• Entries provided:
--- START ---

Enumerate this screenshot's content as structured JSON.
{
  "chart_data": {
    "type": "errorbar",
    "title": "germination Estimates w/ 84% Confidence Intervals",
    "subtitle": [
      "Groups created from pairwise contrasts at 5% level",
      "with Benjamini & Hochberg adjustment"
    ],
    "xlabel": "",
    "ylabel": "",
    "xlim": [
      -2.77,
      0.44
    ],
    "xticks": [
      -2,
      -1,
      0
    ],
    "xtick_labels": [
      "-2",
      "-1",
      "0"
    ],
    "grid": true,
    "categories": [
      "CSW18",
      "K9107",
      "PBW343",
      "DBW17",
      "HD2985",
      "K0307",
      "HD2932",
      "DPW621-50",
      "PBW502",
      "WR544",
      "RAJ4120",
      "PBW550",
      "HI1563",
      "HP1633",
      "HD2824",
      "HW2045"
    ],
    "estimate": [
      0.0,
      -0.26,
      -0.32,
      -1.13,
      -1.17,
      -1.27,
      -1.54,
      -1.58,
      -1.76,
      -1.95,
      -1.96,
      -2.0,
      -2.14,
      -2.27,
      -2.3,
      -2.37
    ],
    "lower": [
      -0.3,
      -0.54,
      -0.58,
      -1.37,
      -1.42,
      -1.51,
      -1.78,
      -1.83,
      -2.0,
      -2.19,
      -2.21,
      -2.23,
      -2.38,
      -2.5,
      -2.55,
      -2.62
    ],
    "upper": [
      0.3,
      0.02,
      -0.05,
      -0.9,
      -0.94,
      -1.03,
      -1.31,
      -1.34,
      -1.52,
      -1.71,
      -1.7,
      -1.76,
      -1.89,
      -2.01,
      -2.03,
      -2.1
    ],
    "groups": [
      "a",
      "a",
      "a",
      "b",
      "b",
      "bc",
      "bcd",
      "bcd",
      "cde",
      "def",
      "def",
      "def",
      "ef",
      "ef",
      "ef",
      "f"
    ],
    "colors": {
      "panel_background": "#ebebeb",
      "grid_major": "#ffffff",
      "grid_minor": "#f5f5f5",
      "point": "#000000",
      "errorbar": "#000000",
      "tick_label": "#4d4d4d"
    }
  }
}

--- END ---

• Exercise brief: Copy every record exactly as presented.

• Exercise answer:
Enumerate this screenshot's content as structured JSON.
{
  "chart_data": {
    "type": "errorbar",
    "title": "germination Estimates w/ 84% Confidence Intervals",
    "subtitle": [
      "Groups created from pairwise contrasts at 5% level",
      "with Benjamini & Hochberg adjustment"
    ],
    "xlabel": "",
    "ylabel": "",
    "xlim": [
      -2.77,
      0.44
    ],
    "xticks": [
      -2,
      -1,
      0
    ],
    "xtick_labels": [
      "-2",
      "-1",
      "0"
    ],
    "grid": true,
    "categories": [
      "CSW18",
      "K9107",
      "PBW343",
      "DBW17",
      "HD2985",
      "K0307",
      "HD2932",
      "DPW621-50",
      "PBW502",
      "WR544",
      "RAJ4120",
      "PBW550",
      "HI1563",
      "HP1633",
      "HD2824",
      "HW2045"
    ],
    "estimate": [
      0.0,
      -0.26,
      -0.32,
      -1.13,
      -1.17,
      -1.27,
      -1.54,
      -1.58,
      -1.76,
      -1.95,
      -1.96,
      -2.0,
      -2.14,
      -2.27,
      -2.3,
      -2.37
    ],
    "lower": [
      -0.3,
      -0.54,
      -0.58,
      -1.37,
      -1.42,
      -1.51,
      -1.78,
      -1.83,
      -2.0,
      -2.19,
      -2.21,
      -2.23,
      -2.38,
      -2.5,
      -2.55,
      -2.62
    ],
    "upper": [
      0.3,
      0.02,
      -0.05,
      -0.9,
      -0.94,
      -1.03,
      -1.31,
      -1.34,
      -1.52,
      -1.71,
      -1.7,
      -1.76,
      -1.89,
      -2.01,
      -2.03,
      -2.1
    ],
    "groups": [
      "a",
      "a",
      "a",
      "b",
      "b",
      "bc",
      "bcd",
      "bcd",
      "cde",
      "def",
      "def",
      "def",
      "ef",
      "ef",
      "ef",
      "f"
    ],
    "colors": {
      "panel_background": "#ebebeb",
      "grid_major": "#ffffff",
      "grid_minor": "#f5f5f5",
      "point": "#000000",
      "errorbar": "#000000",
      "tick_label": "#4d4d4d"
    }
  }
}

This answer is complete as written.